● **Text provided**:
In this section:
The SBC Core, which continuously captures SIP signaling packets at layer 2, streams TLS encrypted signaling packets as decrypted signaling packets to a downstream monitoring system.
The SIP PDUs (Protocol Data Units) are captured at the application layer and continuously streamed to the monitoring server. Configurable Headers are included in SIP PDUs to enable the monitoring server to decode SIP signaling properly. Headers have source and destination IP address/Port information along with additional information which is configurable – this information is needed by the monitoring server in order to correlate the stream received.
The packet is captured at ingress leg without SMM applied and with SMM applied on egress leg, which is essentially what is being sent on the wire. To lessen performance impact, all socket-management activities to the monitoring server use a separate SIPSM (SIP Signaling Monitor ) process receives all signaling packets from the SIP Signaling Gateway (SIPSG) and streams to the configurable external monitoring server either over UDP or TCP.
A profile attached to the signaling port is a trigger for this feature. All feature-related configuration can be set in this profile.

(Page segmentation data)
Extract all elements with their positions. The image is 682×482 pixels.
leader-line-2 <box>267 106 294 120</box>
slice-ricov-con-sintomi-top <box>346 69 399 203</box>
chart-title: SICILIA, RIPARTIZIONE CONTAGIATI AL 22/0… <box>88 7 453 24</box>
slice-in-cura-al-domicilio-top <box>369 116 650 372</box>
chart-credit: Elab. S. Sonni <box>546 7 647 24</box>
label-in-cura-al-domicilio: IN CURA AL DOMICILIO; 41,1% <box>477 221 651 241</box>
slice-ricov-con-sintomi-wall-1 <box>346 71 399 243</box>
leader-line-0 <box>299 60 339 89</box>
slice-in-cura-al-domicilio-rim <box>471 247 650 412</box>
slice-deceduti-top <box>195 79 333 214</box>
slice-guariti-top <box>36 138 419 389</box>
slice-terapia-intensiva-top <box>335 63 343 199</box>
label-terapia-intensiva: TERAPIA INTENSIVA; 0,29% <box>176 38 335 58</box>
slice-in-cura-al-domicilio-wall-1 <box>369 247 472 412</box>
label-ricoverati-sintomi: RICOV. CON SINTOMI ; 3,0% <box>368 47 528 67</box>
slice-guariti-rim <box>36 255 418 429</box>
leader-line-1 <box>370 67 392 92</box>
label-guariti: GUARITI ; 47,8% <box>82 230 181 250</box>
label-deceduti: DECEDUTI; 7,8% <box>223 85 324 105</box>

● **Required work**:
1. In the text on SBC Core signaling monitoring, over which protocols does the SIPSM process stream signaling packets to the external monitoring server?
2. Say whether each statement agrees with the text on SBC Core signaling monitoring. (a) SIP PDUs are captured at the application layer. (b) The packet is captured at the ingress leg with SMM applied. (c) A profile attached to the signaling port triggers the feature.
3. Continue the text on SBC Core signaling monitoring from where it stops.

● **Responses in order**:
1. UDP or TCP.

2.
(a) Yes: "The SIP PDUs (Protocol Data Units) are captured at the application layer"
(b) No: "The packet is captured at ingress leg without SMM applied"
(c) Yes: "A profile attached to the signaling port is a trigger for this feature."

3.
An enhanced monitoring interface on the SIP Load Balancer (SLB) is available on the SBC Cloud-Native Edition (CNe) and SBC SWe. The SLB is enhanced to stream TLS encrypted signaling packets as decrypted signaling packets to a downstream monitoring system.
On the SBC CNe, decrypted signals are sent by the SLB pod using only the PKT port. The MGMT port is not supported by the SBC CNe. As well, the monitoring profile for the SBC CNe only allows the "ip" type. The "mgmt" monitoring profile type is not configurable in the SBC CNe. Lastly, only the "IpInterfaceGroup" interface type is supported by the SBC CNe. The "MgmtInterfaceGroup" interface type is not supported by the SBC CNe.
On the SBC SWe, the enhanced monitoring interface is not affected by the limitations listed in the previous paragraph.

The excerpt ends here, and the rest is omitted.